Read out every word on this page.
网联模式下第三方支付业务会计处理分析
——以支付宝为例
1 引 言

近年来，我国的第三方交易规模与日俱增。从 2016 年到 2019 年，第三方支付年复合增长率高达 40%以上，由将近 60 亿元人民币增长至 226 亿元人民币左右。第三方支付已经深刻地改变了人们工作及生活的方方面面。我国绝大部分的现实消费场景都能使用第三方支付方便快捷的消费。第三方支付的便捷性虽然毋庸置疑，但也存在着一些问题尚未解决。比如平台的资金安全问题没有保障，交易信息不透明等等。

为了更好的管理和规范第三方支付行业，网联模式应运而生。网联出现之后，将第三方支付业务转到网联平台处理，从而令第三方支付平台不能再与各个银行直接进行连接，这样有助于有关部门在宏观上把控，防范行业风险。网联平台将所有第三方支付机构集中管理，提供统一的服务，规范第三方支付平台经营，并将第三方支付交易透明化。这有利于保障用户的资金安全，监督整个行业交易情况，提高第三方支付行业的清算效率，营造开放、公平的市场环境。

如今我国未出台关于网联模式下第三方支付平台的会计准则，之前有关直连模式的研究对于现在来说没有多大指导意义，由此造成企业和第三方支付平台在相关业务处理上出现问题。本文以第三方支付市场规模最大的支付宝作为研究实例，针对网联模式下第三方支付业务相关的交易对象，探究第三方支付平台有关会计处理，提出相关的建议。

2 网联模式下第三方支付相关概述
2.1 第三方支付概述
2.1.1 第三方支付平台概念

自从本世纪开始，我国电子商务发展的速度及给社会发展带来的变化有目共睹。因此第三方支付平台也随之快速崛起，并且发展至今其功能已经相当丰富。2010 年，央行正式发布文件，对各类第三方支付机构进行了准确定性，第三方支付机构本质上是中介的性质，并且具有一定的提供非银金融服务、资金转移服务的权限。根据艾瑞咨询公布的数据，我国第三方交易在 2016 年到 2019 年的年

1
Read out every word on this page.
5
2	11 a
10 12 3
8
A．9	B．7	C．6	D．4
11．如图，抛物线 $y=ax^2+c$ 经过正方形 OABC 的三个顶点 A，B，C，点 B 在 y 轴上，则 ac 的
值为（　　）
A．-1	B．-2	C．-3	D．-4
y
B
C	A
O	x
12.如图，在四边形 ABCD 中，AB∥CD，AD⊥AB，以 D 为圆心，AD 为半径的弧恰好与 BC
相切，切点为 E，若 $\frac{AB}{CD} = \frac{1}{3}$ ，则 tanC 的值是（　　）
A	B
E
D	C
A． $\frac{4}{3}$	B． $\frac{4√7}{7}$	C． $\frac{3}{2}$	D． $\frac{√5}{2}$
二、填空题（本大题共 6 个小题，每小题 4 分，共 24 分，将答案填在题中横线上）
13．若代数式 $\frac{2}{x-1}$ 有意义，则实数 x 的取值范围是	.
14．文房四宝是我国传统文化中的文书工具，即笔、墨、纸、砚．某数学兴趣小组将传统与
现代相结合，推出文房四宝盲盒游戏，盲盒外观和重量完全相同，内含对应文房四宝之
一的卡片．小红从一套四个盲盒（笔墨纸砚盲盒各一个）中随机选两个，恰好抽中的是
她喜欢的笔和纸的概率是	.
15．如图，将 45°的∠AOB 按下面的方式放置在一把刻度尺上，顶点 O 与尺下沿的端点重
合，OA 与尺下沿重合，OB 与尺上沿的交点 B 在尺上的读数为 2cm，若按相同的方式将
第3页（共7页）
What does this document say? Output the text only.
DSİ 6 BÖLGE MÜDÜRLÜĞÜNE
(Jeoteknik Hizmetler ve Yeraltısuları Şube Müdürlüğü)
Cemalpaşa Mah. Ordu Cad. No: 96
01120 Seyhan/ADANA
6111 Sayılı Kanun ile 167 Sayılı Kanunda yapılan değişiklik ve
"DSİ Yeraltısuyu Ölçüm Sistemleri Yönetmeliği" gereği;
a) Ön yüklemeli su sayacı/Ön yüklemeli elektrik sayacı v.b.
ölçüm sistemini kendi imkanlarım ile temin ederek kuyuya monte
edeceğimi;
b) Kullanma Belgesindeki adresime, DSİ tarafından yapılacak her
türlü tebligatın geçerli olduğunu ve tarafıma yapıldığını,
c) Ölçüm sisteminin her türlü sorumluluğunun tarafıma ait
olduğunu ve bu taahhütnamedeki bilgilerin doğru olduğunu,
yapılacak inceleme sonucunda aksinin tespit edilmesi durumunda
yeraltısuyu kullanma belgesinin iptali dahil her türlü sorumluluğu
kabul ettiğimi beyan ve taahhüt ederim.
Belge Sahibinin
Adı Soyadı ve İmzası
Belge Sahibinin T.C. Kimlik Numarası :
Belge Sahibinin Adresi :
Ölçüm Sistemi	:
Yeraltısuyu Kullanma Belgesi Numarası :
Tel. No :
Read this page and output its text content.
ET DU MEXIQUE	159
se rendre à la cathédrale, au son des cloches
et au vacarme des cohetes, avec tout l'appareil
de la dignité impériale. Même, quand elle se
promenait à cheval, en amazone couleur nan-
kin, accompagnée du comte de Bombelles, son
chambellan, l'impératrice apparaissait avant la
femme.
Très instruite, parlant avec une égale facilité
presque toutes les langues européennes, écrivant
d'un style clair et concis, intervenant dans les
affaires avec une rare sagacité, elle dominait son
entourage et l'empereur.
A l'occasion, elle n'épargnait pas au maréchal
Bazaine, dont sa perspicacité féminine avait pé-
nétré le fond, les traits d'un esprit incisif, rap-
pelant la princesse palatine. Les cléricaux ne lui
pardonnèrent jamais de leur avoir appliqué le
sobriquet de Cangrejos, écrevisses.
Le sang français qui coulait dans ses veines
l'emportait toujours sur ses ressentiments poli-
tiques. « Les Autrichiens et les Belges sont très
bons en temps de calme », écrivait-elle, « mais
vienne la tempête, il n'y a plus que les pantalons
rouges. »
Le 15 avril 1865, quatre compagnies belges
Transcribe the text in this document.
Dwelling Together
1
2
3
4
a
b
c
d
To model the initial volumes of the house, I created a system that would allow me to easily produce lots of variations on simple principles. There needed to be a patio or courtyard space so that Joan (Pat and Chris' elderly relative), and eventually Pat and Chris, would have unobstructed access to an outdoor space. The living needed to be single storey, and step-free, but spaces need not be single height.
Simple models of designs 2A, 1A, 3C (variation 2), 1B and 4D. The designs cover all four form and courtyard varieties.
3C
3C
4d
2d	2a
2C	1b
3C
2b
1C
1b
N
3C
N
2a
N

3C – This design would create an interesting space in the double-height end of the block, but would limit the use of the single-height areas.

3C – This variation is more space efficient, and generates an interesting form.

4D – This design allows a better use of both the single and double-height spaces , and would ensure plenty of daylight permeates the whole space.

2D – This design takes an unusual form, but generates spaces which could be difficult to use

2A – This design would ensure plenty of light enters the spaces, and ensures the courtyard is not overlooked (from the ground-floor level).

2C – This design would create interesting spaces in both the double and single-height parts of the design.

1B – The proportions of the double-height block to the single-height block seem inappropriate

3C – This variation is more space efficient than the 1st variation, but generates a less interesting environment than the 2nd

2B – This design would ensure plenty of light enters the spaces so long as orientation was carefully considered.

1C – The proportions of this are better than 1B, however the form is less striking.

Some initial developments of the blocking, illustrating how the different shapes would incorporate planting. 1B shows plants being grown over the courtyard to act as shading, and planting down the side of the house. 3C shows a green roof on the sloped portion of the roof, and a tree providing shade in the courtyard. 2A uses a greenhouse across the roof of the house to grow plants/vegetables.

━━━━━━━━

● **Request**
Return every line exactly.

● **Complete output**
Read out every word on this page.
网联模式下第三方支付业务会计处理分析
——以支付宝为例
1 引 言

近年来，我国的第三方交易规模与日俱增。从 2016 年到 2019 年，第三方支付年复合增长率高达 40%以上，由将近 60 亿元人民币增长至 226 亿元人民币左右。第三方支付已经深刻地改变了人们工作及生活的方方面面。我国绝大部分的现实消费场景都能使用第三方支付方便快捷的消费。第三方支付的便捷性虽然毋庸置疑，但也存在着一些问题尚未解决。比如平台的资金安全问题没有保障，交易信息不透明等等。

为了更好的管理和规范第三方支付行业，网联模式应运而生。网联出现之后，将第三方支付业务转到网联平台处理，从而令第三方支付平台不能再与各个银行直接进行连接，这样有助于有关部门在宏观上把控，防范行业风险。网联平台将所有第三方支付机构集中管理，提供统一的服务，规范第三方支付平台经营，并将第三方支付交易透明化。这有利于保障用户的资金安全，监督整个行业交易情况，提高第三方支付行业的清算效率，营造开放、公平的市场环境。

如今我国未出台关于网联模式下第三方支付平台的会计准则，之前有关直连模式的研究对于现在来说没有多大指导意义，由此造成企业和第三方支付平台在相关业务处理上出现问题。本文以第三方支付市场规模最大的支付宝作为研究实例，针对网联模式下第三方支付业务相关的交易对象，探究第三方支付平台有关会计处理，提出相关的建议。

2 网联模式下第三方支付相关概述
2.1 第三方支付概述
2.1.1 第三方支付平台概念

自从本世纪开始，我国电子商务发展的速度及给社会发展带来的变化有目共睹。因此第三方支付平台也随之快速崛起，并且发展至今其功能已经相当丰富。2010 年，央行正式发布文件，对各类第三方支付机构进行了准确定性，第三方支付机构本质上是中介的性质，并且具有一定的提供非银金融服务、资金转移服务的权限。根据艾瑞咨询公布的数据，我国第三方交易在 2016 年到 2019 年的年

1
Read out every word on this page.
5
2	11 a
10 12 3
8
A．9	B．7	C．6	D．4
11．如图，抛物线 $y=ax^2+c$ 经过正方形 OABC 的三个顶点 A，B，C，点 B 在 y 轴上，则 ac 的
值为（　　）
A．-1	B．-2	C．-3	D．-4
y
B
C	A
O	x
12.如图，在四边形 ABCD 中，AB∥CD，AD⊥AB，以 D 为圆心，AD 为半径的弧恰好与 BC
相切，切点为 E，若 $\frac{AB}{CD} = \frac{1}{3}$ ，则 tanC 的值是（　　）
A	B
E
D	C
A． $\frac{4}{3}$	B． $\frac{4√7}{7}$	C． $\frac{3}{2}$	D． $\frac{√5}{2}$
二、填空题（本大题共 6 个小题，每小题 4 分，共 24 分，将答案填在题中横线上）
13．若代数式 $\frac{2}{x-1}$ 有意义，则实数 x 的取值范围是	.
14．文房四宝是我国传统文化中的文书工具，即笔、墨、纸、砚．某数学兴趣小组将传统与
现代相结合，推出文房四宝盲盒游戏，盲盒外观和重量完全相同，内含对应文房四宝之
一的卡片．小红从一套四个盲盒（笔墨纸砚盲盒各一个）中随机选两个，恰好抽中的是
她喜欢的笔和纸的概率是	.
15．如图，将 45°的∠AOB 按下面的方式放置在一把刻度尺上，顶点 O 与尺下沿的端点重
合，OA 与尺下沿重合，OB 与尺上沿的交点 B 在尺上的读数为 2cm，若按相同的方式将
第3页（共7页）
What does this document say? Output the text only.
DSİ 6 BÖLGE MÜDÜRLÜĞÜNE
(Jeoteknik Hizmetler ve Yeraltısuları Şube Müdürlüğü)
Cemalpaşa Mah. Ordu Cad. No: 96
01120 Seyhan/ADANA
6111 Sayılı Kanun ile 167 Sayılı Kanunda yapılan değişiklik ve
"DSİ Yeraltısuyu Ölçüm Sistemleri Yönetmeliği" gereği;
a) Ön yüklemeli su sayacı/Ön yüklemeli elektrik sayacı v.b.
ölçüm sistemini kendi imkanlarım ile temin ederek kuyuya monte
edeceğimi;
b) Kullanma Belgesindeki adresime, DSİ tarafından yapılacak her
türlü tebligatın geçerli olduğunu ve tarafıma yapıldığını,
c) Ölçüm sisteminin her türlü sorumluluğunun tarafıma ait
olduğunu ve bu taahhütnamedeki bilgilerin doğru olduğunu,
yapılacak inceleme sonucunda aksinin tespit edilmesi durumunda
yeraltısuyu kullanma belgesinin iptali dahil her türlü sorumluluğu
kabul ettiğimi beyan ve taahhüt ederim.
Belge Sahibinin
Adı Soyadı ve İmzası
Belge Sahibinin T.C. Kimlik Numarası :
Belge Sahibinin Adresi :
Ölçüm Sistemi	:
Yeraltısuyu Kullanma Belgesi Numarası :
Tel. No :
Read this page and output its text content.
ET DU MEXIQUE	159
se rendre à la cathédrale, au son des cloches
et au vacarme des cohetes, avec tout l'appareil
de la dignité impériale. Même, quand elle se
promenait à cheval, en amazone couleur nan-
kin, accompagnée du comte de Bombelles, son
chambellan, l'impératrice apparaissait avant la
femme.
Très instruite, parlant avec une égale facilité
presque toutes les langues européennes, écrivant
d'un style clair et concis, intervenant dans les
affaires avec une rare sagacité, elle dominait son
entourage et l'empereur.
A l'occasion, elle n'épargnait pas au maréchal
Bazaine, dont sa perspicacité féminine avait pé-
nétré le fond, les traits d'un esprit incisif, rap-
pelant la princesse palatine. Les cléricaux ne lui
pardonnèrent jamais de leur avoir appliqué le
sobriquet de Cangrejos, écrevisses.
Le sang français qui coulait dans ses veines
l'emportait toujours sur ses ressentiments poli-
tiques. « Les Autrichiens et les Belges sont très
bons en temps de calme », écrivait-elle, « mais
vienne la tempête, il n'y a plus que les pantalons
rouges. »
Le 15 avril 1865, quatre compagnies belges
Transcribe the text in this document.
Dwelling Together
1
2
3
4
a
b
c
d
To model the initial volumes of the house, I created a system that would allow me to easily produce lots of variations on simple principles. There needed to be a patio or courtyard space so that Joan (Pat and Chris' elderly relative), and eventually Pat and Chris, would have unobstructed access to an outdoor space. The living needed to be single storey, and step-free, but spaces need not be single height.
Simple models of designs 2A, 1A, 3C (variation 2), 1B and 4D. The designs cover all four form and courtyard varieties.
3C
3C
4d
2d	2a
2C	1b
3C
2b
1C
1b
N
3C
N
2a
N

3C – This design would create an interesting space in the double-height end of the block, but would limit the use of the single-height areas.

3C – This variation is more space efficient, and generates an interesting form.

4D – This design allows a better use of both the single and double-height spaces , and would ensure plenty of daylight permeates the whole space.

2D – This design takes an unusual form, but generates spaces which could be difficult to use

2A – This design would ensure plenty of light enters the spaces, and ensures the courtyard is not overlooked (from the ground-floor level).

2C – This design would create interesting spaces in both the double and single-height parts of the design.

1B – The proportions of the double-height block to the single-height block seem inappropriate

3C – This variation is more space efficient than the 1st variation, but generates a less interesting environment than the 2nd

2B – This design would ensure plenty of light enters the spaces so long as orientation was carefully considered.

1C – The proportions of this are better than 1B, however the form is less striking.

Some initial developments of the blocking, illustrating how the different shapes would incorporate planting. 1B shows plants being grown over the courtyard to act as shading, and planting down the side of the house. 3C shows a green roof on the sloped portion of the roof, and a tree providing shade in the courtyard. 2A uses a greenhouse across the roof of the house to grow plants/vegetables.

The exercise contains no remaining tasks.